**What to do:**
1. In the maple scraps forum thread, where did keithu get the truckload of maple scraps?
2. Could you translate this sentence from the maple scraps forum thread into Spanish: "Many of the chunks are raw splits or whole rounds from trees."
3. Resume the maple scraps forum thread after its final post.

# Maple scraps



## keithu (Sep 6, 2017)

I picked up a truckload of maple scraps from a local furniture manufacturer today. This is going to make a lot of delicious pork and chicken over the winter!













KIMG0323.JPG



__ keithu
__ Sep 6, 2017


----------



## dave schiller (Sep 7, 2017)

Very nice find.  Coming from a furniture manufacturer, it's probably kiln dried.  I'm jealous, all I can scrounge is oak.  I'd love to mix it with some maple.


----------



## keithu (Sep 10, 2017)

Not sure if it's kiln dried or not. Many of the chunks are raw splits or whole rounds from trees. This place (Wood Castle in Oregon) appears to mill their own lumber.


----------



## motolife313 (Sep 12, 2017)

Nice find. I'm north of pdx. Don't let any of the Oregon rain get on it. Make sure u stack it nice lol


----------



## keithu (Sep 12, 2017)

LOL. My wife started helping me unload the truck but got frustrated and left when I kept re-stacking everything she brought over.

**Data:**
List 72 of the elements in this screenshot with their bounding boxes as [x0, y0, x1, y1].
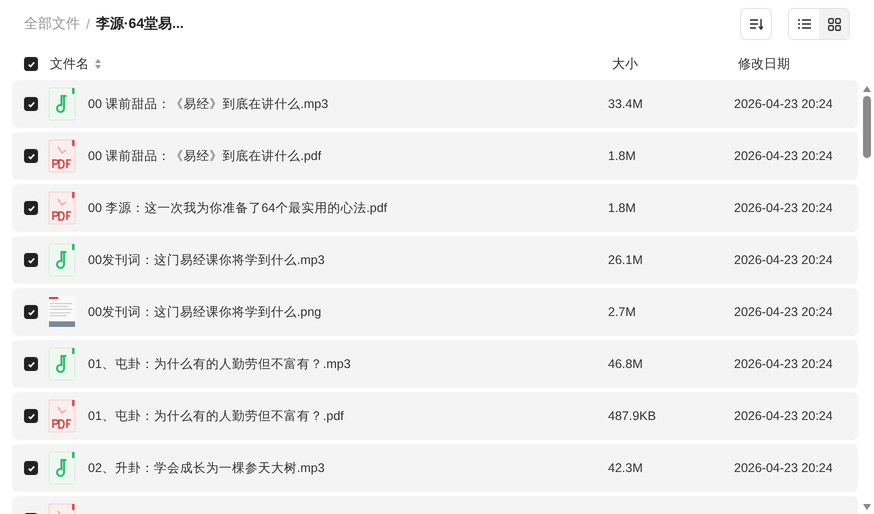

**Per-task outputs:**
1. From a local furniture manufacturer.

2. Muchos de los trozos son leños partidos en bruto o rodajas enteras de árboles.

3.
----------



## keithu (Sep 12, 2017)

Update: We smoked a chicken this weekend and this maple burned wonderfully. We had whispy blue smoke and a light, sweet flavor. Next up is some pork shoulder.


----------



## motolife313 (Sep 13, 2017)

Nice. What did u use for a cooker?


----------



## keithu (Sep 13, 2017)

I have a side box smoker (OKJ Highland). Looks like we're doing a pork butt on Saturday. Woot!


----------



## bluewhisper (Sep 14, 2017)

Last year my neighbor had a big maple removed, I was chucking logs over the fence into my yard. I still have more than half of what I got.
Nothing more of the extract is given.